──────── Source material

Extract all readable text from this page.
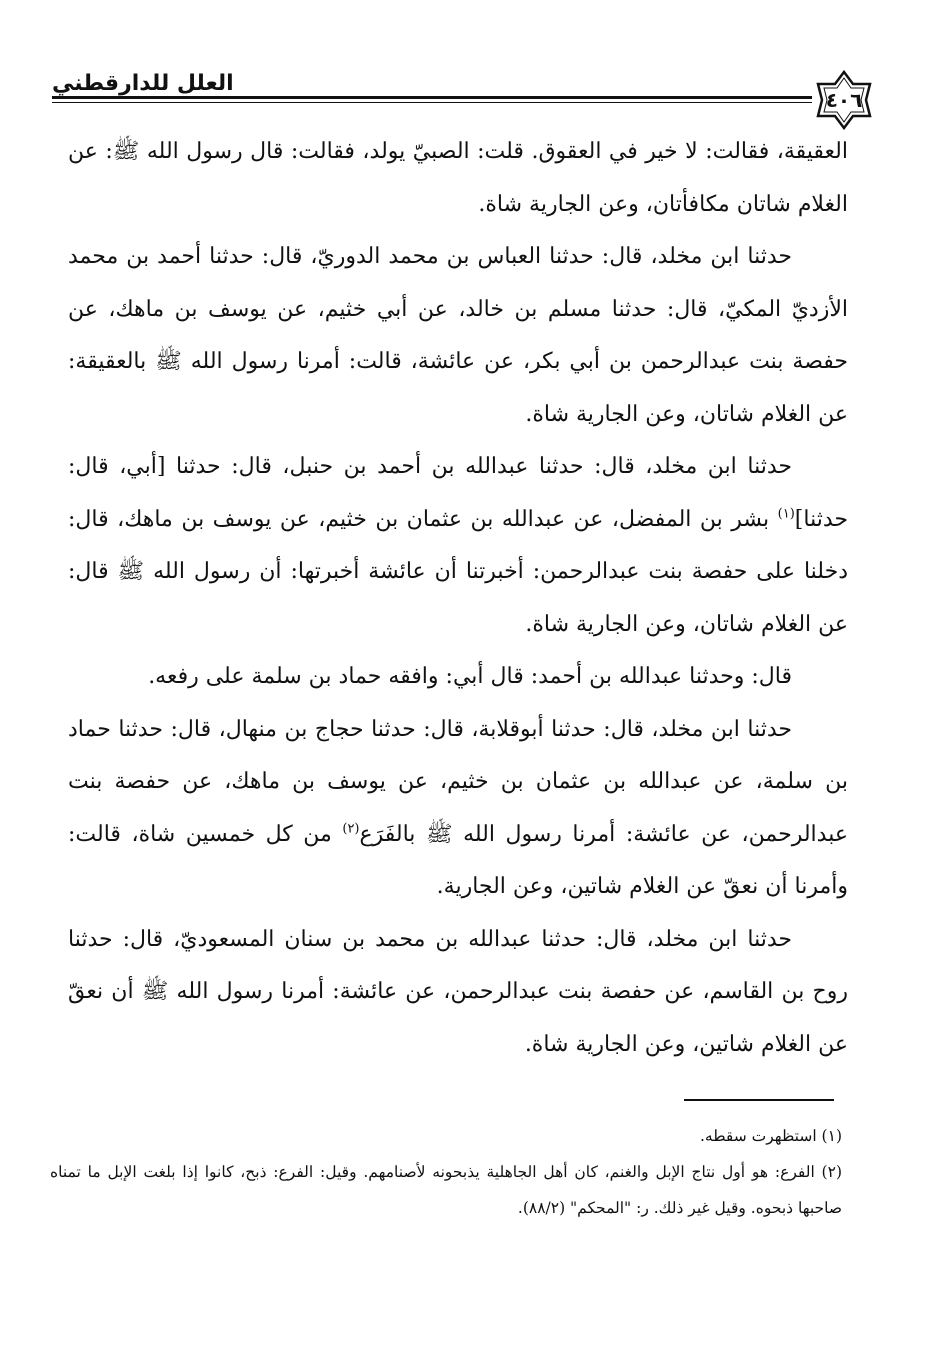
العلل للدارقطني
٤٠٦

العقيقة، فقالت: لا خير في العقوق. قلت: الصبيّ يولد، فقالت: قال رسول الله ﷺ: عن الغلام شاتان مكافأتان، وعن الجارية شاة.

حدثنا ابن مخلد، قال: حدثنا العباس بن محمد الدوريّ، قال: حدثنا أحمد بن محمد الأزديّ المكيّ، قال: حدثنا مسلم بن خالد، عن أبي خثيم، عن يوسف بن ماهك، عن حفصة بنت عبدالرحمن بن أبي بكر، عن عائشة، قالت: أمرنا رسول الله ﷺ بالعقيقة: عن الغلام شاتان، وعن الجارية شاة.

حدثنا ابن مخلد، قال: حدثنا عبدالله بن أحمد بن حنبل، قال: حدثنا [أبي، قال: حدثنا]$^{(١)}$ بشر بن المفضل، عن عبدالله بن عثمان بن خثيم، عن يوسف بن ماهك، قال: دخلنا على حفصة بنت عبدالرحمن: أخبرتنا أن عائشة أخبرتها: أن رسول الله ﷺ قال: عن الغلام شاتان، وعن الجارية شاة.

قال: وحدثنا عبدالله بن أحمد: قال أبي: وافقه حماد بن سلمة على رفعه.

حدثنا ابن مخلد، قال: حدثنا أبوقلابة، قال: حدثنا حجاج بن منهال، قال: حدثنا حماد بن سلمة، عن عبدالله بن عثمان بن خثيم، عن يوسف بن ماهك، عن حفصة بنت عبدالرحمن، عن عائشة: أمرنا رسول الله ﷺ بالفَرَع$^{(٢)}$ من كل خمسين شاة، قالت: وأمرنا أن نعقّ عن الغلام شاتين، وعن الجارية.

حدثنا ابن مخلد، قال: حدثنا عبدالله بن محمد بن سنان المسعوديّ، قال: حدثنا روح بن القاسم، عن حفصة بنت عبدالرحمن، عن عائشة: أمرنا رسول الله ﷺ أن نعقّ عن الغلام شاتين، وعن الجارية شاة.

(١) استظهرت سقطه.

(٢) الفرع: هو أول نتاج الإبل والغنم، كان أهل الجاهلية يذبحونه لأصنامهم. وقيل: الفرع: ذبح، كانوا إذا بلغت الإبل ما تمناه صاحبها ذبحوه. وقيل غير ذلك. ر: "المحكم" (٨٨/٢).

────────────────
──────── Source material

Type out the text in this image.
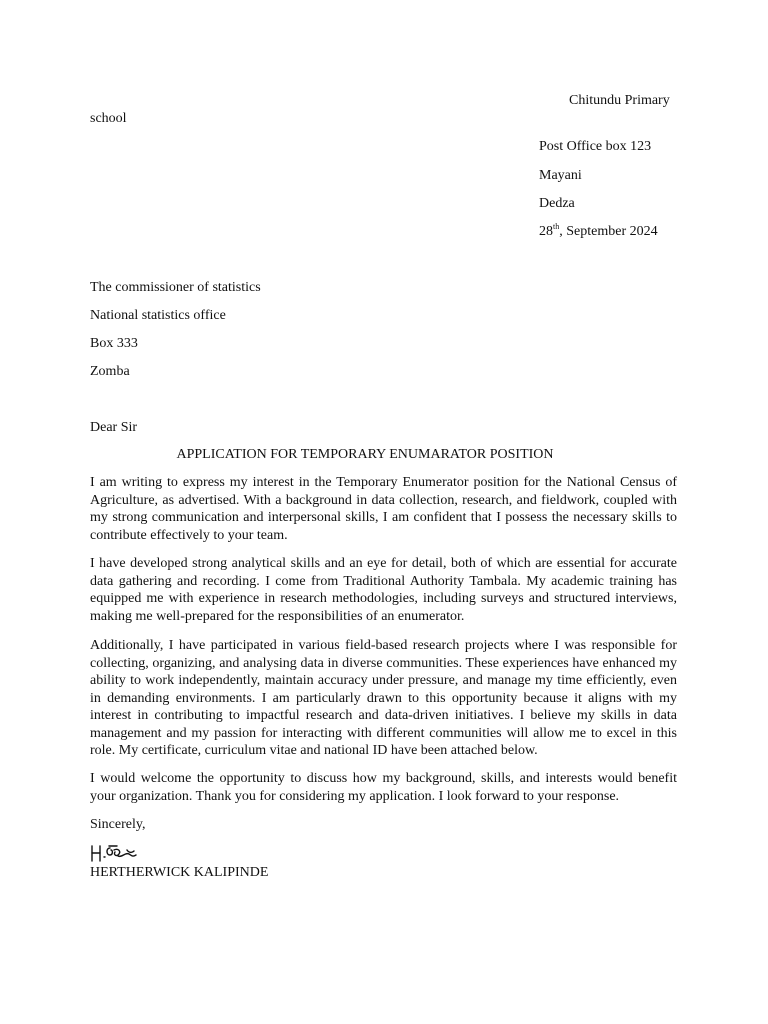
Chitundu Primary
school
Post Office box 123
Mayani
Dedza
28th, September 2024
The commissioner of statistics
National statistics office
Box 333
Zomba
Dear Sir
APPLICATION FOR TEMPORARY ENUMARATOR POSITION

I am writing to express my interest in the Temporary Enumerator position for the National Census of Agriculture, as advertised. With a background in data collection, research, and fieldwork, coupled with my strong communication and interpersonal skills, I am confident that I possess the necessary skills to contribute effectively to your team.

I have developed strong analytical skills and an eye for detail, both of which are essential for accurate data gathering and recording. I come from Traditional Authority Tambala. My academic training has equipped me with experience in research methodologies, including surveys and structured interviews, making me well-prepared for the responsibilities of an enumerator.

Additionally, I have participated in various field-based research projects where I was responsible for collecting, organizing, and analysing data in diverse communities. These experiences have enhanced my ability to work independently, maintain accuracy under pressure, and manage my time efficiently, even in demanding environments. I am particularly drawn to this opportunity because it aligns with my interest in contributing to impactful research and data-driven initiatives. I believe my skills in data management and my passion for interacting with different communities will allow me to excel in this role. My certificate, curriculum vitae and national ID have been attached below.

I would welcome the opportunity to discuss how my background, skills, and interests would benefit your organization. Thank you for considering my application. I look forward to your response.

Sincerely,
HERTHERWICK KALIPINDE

────────────────

Requirements:
Look for lines containing the string "محمد" and copy them all.

Written response:
حدثنا ابن مخلد، قال: حدثنا العباس بن محمد الدوريّ، قال: حدثنا أحمد بن محمد الأزديّ المكيّ، قال: حدثنا مسلم بن خالد، عن أبي خثيم، عن يوسف بن ماهك، عن حفصة بنت عبدالرحمن بن أبي بكر، عن عائشة، قالت: أمرنا رسول الله ﷺ بالعقيقة: عن الغلام شاتان، وعن الجارية شاة.
حدثنا ابن مخلد، قال: حدثنا عبدالله بن محمد بن سنان المسعوديّ، قال: حدثنا روح بن القاسم، عن حفصة بنت عبدالرحمن، عن عائشة: أمرنا رسول الله ﷺ أن نعقّ عن الغلام شاتين، وعن الجارية شاة.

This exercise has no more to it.